• Dataset extract
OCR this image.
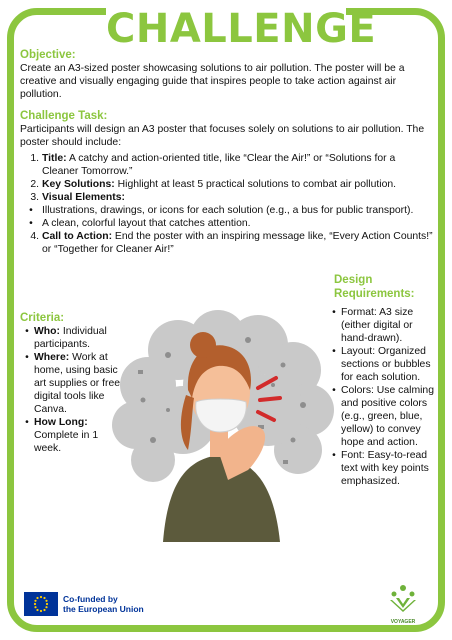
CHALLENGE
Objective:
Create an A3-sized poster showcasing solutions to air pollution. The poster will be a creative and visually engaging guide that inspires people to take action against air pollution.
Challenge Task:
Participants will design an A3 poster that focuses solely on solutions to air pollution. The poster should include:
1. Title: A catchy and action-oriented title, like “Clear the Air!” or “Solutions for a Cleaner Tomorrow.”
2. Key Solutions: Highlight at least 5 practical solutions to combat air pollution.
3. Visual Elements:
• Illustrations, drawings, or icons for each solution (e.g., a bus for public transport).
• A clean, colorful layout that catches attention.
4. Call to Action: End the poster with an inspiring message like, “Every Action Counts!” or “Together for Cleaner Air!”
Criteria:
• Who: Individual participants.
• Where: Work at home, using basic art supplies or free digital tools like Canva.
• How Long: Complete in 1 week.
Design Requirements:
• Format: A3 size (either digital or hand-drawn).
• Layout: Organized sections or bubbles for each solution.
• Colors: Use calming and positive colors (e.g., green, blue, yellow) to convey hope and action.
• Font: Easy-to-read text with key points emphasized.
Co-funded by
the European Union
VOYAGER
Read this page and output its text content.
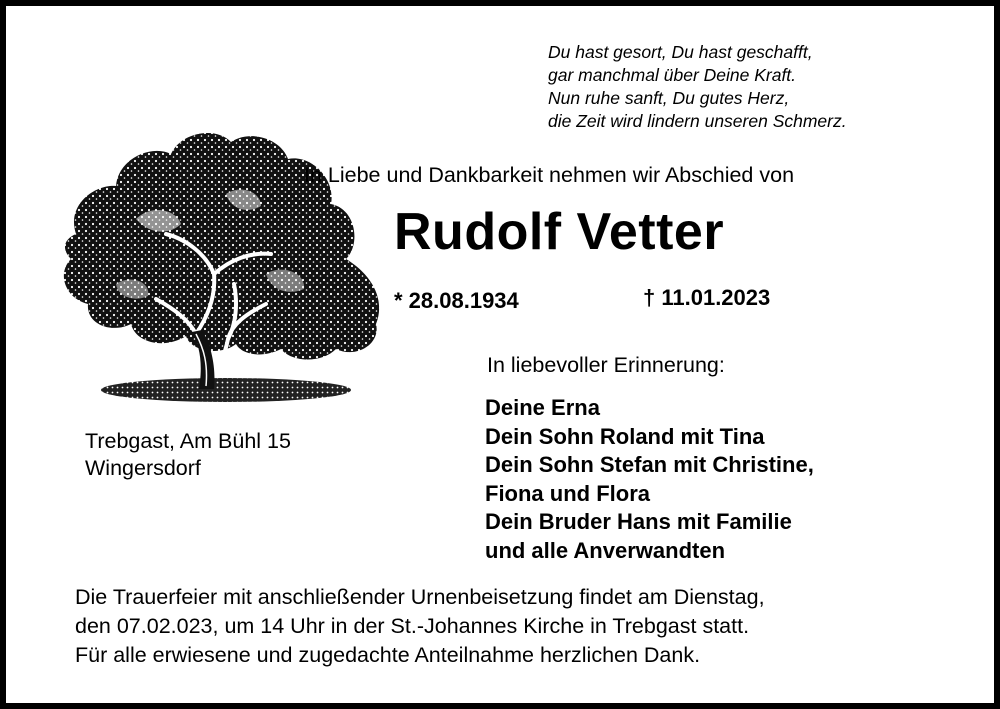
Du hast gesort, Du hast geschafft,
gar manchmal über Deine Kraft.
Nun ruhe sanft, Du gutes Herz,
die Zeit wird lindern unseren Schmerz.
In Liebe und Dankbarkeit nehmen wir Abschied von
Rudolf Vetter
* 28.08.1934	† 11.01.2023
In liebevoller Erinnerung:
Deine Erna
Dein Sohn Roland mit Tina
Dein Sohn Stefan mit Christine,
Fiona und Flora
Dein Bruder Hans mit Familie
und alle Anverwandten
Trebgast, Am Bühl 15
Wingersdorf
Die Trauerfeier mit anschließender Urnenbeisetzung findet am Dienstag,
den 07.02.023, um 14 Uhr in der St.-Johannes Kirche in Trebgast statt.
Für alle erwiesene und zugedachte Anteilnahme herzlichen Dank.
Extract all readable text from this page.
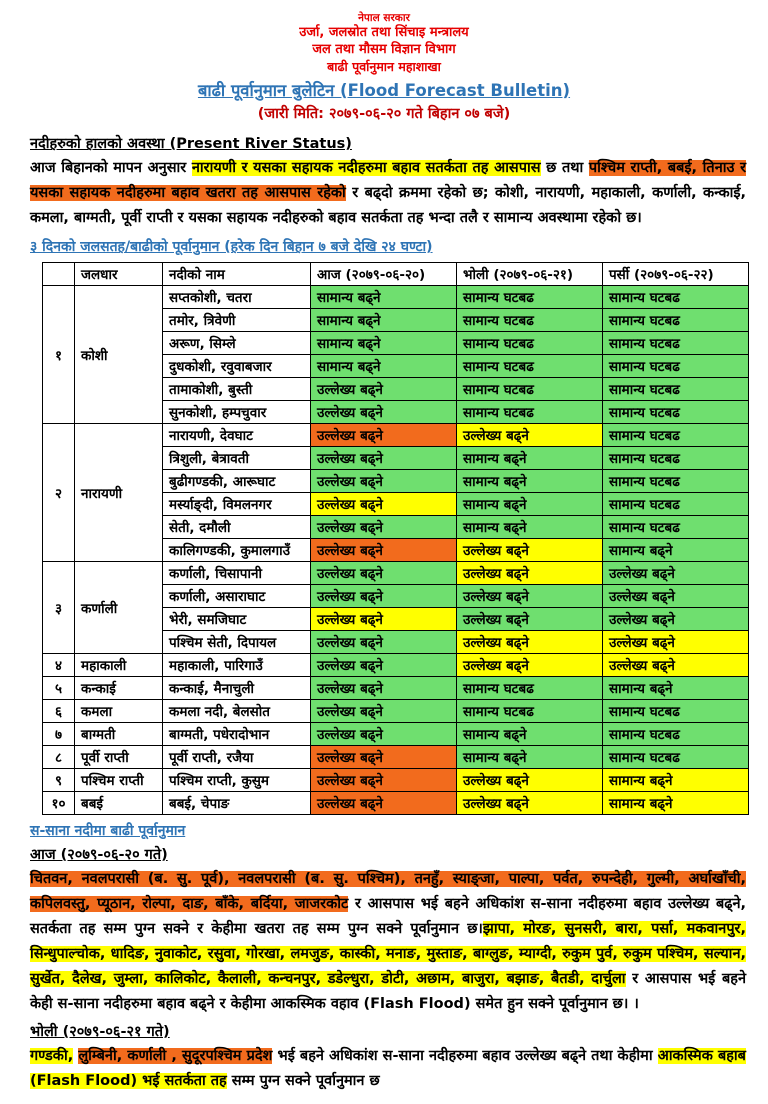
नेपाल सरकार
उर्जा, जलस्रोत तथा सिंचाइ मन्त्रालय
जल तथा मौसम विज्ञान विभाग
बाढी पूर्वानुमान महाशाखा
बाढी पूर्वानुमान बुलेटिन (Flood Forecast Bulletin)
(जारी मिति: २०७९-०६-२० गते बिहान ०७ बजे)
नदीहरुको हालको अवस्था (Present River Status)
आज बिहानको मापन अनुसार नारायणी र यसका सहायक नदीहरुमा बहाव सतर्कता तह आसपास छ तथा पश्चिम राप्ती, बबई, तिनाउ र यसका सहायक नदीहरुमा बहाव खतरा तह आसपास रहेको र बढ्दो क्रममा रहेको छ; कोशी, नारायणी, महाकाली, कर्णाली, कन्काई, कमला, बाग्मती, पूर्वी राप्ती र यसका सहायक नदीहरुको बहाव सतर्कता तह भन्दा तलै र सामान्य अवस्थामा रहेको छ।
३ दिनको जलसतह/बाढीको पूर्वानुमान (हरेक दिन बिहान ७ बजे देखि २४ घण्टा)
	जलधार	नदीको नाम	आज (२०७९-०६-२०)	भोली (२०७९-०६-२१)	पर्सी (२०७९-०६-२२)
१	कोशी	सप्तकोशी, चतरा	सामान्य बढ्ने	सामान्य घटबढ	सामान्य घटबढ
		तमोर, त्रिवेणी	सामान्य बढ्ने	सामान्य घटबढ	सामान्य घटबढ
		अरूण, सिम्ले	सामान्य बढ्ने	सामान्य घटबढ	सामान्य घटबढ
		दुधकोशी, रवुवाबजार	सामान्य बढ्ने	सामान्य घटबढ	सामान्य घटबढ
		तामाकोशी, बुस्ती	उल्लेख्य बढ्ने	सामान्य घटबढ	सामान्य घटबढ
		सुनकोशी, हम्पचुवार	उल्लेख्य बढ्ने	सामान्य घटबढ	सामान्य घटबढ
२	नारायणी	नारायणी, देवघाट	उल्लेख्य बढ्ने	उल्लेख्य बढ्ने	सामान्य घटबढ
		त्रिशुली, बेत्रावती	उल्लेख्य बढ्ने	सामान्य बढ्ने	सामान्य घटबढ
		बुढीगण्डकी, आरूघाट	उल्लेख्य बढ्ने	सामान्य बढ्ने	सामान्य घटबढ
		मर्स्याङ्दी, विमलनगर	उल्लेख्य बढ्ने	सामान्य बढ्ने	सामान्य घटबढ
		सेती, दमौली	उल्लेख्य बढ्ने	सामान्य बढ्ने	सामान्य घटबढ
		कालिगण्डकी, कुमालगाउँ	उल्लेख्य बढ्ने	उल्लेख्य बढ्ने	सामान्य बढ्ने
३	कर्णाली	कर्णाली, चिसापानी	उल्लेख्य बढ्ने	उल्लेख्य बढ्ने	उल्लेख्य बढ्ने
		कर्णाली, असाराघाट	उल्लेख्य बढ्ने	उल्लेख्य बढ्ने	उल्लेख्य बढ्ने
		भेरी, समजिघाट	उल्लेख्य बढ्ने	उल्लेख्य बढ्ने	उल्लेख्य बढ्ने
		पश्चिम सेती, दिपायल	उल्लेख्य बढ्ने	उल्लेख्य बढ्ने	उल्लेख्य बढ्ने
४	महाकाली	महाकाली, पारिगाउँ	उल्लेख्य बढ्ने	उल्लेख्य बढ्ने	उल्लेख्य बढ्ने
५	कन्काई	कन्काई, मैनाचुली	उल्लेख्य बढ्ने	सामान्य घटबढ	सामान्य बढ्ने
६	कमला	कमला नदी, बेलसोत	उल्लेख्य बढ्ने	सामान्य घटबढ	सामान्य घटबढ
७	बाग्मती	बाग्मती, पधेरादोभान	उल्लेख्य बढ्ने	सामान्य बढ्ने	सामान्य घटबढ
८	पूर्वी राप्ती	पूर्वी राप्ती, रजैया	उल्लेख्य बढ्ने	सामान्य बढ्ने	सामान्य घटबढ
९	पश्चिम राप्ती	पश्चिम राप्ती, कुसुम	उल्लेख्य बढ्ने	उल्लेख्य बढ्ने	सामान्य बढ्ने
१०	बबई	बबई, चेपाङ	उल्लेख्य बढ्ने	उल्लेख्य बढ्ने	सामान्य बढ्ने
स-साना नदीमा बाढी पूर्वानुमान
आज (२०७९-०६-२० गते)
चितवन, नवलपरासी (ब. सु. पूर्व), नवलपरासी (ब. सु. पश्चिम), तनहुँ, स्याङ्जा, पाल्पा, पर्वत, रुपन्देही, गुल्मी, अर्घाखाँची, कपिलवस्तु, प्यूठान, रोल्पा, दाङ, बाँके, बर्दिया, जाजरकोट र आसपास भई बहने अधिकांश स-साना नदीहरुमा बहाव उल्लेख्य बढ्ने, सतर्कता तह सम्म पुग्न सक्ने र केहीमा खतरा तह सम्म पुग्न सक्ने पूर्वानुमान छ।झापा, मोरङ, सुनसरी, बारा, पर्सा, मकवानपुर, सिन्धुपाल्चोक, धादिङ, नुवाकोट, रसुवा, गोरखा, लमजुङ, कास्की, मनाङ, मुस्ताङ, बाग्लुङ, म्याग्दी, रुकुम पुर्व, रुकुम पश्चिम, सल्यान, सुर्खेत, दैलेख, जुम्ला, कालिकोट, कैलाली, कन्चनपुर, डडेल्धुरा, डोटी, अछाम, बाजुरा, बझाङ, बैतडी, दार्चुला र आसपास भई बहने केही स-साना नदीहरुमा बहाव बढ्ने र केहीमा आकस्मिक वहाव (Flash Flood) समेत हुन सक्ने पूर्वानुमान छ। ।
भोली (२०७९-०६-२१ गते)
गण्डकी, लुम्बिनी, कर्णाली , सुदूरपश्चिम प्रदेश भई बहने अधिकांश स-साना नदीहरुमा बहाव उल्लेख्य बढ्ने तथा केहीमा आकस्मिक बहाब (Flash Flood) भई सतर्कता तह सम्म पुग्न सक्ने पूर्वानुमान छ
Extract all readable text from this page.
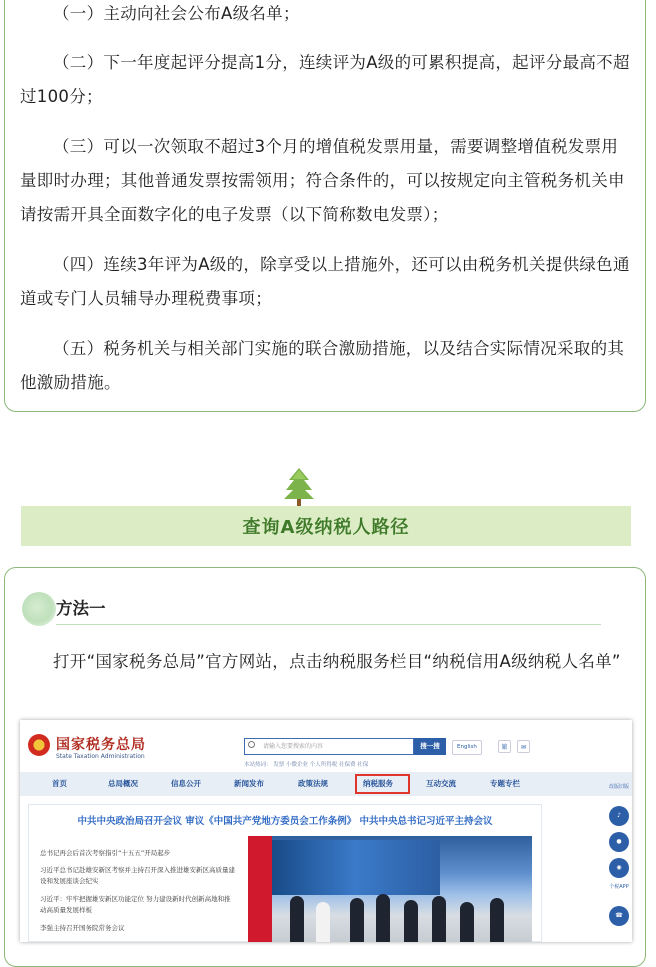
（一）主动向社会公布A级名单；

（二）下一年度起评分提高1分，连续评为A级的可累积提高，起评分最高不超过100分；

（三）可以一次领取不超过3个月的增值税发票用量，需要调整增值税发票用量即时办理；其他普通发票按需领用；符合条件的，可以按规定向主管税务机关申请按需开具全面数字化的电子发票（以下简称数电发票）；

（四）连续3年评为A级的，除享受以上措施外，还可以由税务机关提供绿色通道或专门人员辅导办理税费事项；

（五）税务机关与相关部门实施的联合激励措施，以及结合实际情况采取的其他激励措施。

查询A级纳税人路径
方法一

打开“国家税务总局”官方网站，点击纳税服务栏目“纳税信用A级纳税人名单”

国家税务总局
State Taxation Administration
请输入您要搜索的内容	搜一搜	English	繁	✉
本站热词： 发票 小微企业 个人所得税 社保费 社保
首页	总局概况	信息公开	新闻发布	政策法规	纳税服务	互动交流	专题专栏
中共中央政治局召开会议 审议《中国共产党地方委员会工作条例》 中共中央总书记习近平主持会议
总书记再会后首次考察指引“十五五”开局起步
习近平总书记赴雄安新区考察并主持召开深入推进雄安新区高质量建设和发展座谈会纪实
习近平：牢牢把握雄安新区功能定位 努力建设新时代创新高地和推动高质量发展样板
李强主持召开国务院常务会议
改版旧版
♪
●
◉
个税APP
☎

• What the exercise asks
Only lines with "that" are wanted here; list each of them.

• Result of the exercise
Create an A3-sized poster showcasing solutions to air pollution. The poster will be a creative and visually engaging guide that inspires people to take action against air pollution.
Participants will design an A3 poster that focuses solely on solutions to air pollution. The poster should include:
• A clean, colorful layout that catches attention.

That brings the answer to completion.